What this task involves:
How many lines of the records hold the string "bottom"? Reply with the number alone.

Data provided:

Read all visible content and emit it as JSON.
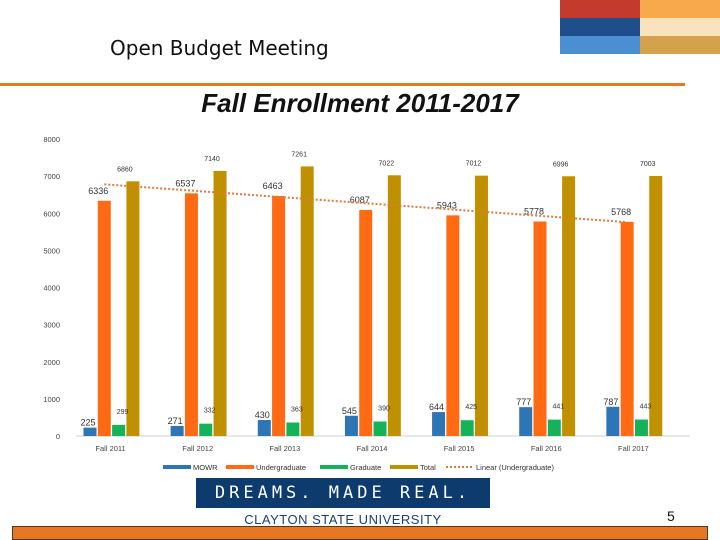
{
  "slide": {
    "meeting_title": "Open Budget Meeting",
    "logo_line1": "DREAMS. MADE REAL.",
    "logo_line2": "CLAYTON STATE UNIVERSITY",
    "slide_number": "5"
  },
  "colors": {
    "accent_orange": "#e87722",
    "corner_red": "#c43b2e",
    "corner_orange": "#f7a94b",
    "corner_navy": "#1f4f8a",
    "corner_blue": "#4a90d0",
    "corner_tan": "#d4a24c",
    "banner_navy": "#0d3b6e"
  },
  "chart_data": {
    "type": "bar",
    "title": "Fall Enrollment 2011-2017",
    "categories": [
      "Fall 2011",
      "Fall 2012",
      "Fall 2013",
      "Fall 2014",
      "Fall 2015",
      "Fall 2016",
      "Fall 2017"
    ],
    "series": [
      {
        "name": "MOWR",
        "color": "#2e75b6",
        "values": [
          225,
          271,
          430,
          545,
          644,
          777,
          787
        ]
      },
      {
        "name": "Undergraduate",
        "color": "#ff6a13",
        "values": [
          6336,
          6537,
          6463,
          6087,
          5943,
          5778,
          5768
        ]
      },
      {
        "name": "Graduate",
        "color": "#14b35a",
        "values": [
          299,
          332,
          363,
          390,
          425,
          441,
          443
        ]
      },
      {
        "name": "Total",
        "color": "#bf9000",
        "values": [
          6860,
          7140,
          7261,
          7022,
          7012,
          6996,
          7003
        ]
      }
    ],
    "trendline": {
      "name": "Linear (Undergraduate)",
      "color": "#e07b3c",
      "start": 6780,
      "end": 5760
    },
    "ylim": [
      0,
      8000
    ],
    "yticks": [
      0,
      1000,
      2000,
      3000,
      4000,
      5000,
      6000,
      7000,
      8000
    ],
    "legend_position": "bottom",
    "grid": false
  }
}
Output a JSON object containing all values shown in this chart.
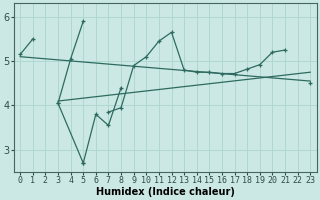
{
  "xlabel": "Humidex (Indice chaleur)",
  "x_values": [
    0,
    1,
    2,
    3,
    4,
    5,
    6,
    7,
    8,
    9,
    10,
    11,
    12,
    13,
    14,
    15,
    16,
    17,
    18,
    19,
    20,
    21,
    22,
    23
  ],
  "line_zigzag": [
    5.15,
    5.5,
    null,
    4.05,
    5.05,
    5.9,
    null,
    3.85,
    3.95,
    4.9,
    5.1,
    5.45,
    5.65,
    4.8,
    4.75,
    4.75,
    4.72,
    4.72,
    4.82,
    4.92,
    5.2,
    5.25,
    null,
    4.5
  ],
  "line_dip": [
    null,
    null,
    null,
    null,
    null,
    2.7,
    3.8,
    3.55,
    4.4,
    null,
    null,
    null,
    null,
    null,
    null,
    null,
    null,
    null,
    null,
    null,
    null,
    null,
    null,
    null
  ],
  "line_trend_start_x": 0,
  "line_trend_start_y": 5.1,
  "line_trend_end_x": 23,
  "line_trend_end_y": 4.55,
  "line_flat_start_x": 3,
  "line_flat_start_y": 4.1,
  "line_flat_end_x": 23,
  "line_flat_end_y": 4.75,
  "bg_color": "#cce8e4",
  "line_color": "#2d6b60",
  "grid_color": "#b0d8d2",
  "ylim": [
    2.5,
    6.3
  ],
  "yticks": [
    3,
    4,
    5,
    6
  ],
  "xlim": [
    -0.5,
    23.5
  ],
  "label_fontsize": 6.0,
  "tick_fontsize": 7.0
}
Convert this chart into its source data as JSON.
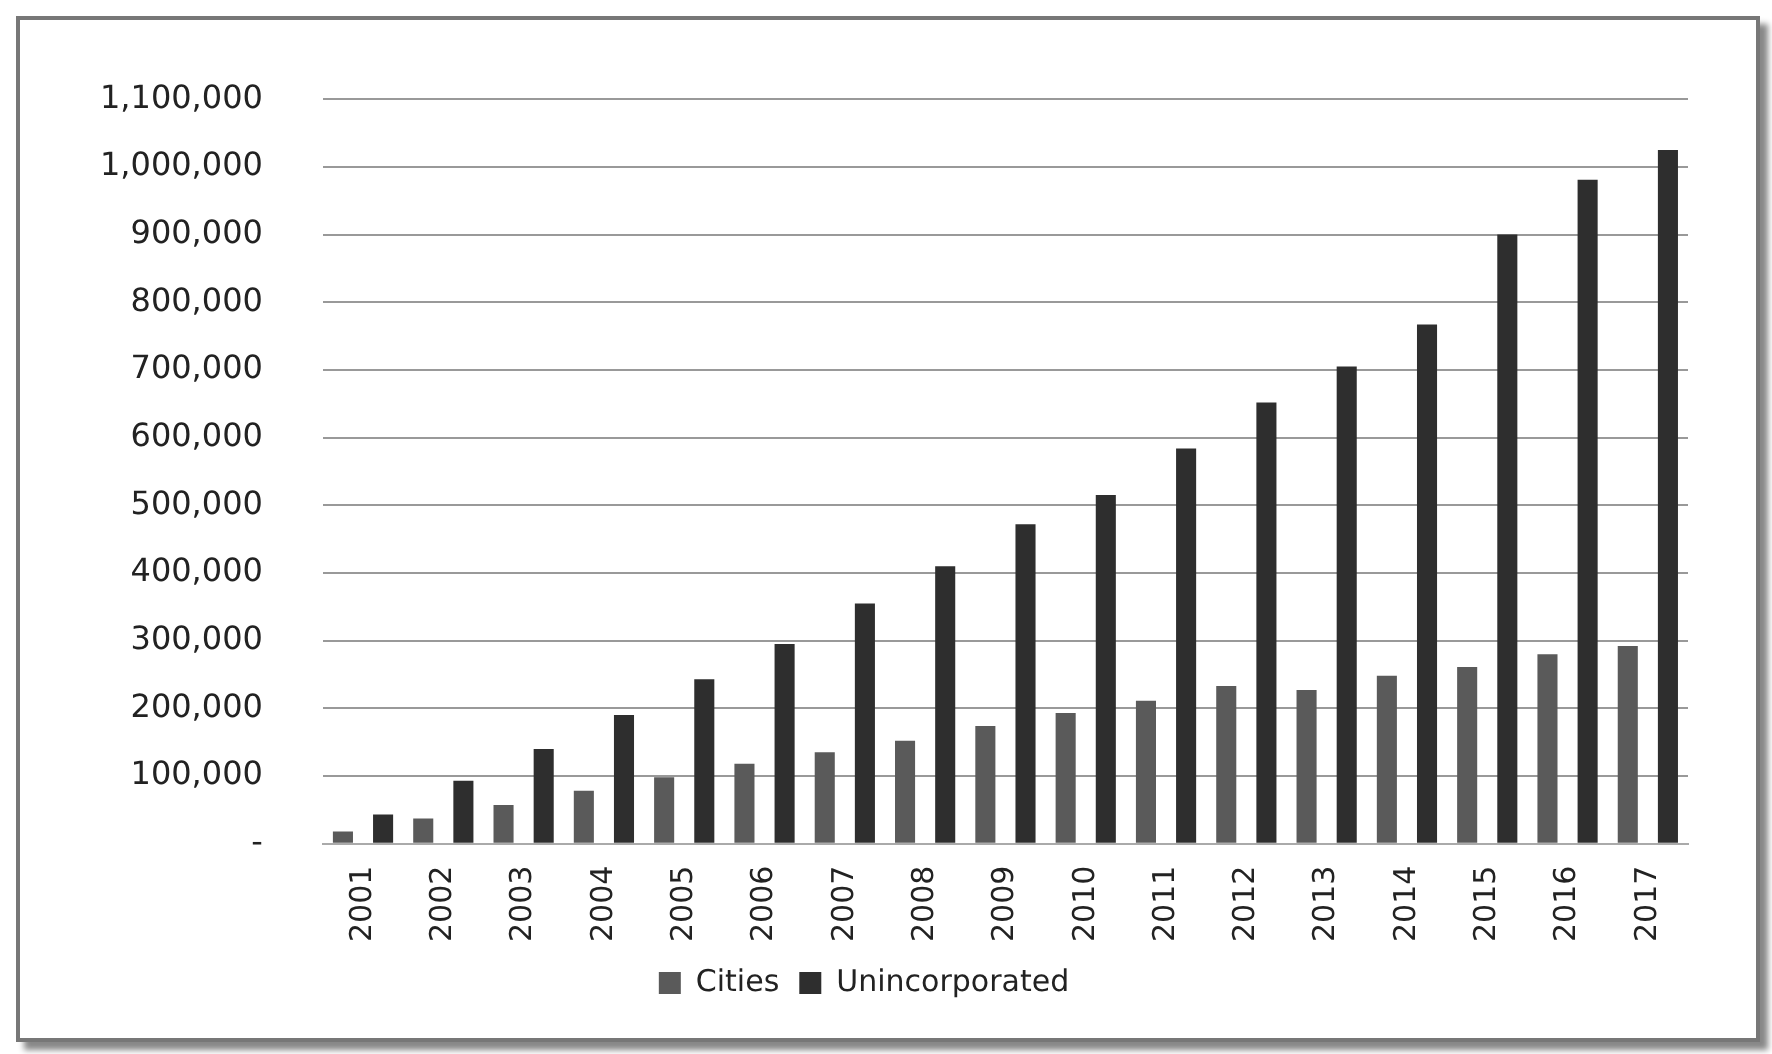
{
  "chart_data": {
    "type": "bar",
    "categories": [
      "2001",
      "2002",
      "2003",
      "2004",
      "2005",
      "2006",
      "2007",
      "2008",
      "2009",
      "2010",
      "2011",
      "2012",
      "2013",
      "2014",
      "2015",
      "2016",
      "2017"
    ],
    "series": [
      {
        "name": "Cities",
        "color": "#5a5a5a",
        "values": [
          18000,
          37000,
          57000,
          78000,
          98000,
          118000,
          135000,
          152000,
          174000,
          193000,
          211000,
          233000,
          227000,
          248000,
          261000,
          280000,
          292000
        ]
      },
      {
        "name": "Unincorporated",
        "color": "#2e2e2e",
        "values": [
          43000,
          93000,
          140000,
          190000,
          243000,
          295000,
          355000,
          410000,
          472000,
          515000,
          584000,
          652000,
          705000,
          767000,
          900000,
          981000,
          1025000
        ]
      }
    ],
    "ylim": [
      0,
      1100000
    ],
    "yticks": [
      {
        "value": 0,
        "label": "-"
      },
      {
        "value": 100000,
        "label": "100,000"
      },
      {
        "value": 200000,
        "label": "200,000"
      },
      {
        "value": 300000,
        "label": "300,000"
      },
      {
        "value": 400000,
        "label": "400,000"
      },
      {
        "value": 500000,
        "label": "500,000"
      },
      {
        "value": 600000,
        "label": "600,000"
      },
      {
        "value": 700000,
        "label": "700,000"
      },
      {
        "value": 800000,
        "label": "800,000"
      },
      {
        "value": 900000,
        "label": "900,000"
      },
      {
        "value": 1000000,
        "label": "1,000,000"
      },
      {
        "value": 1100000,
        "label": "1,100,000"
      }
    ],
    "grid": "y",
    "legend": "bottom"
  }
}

Response to the exercise:
2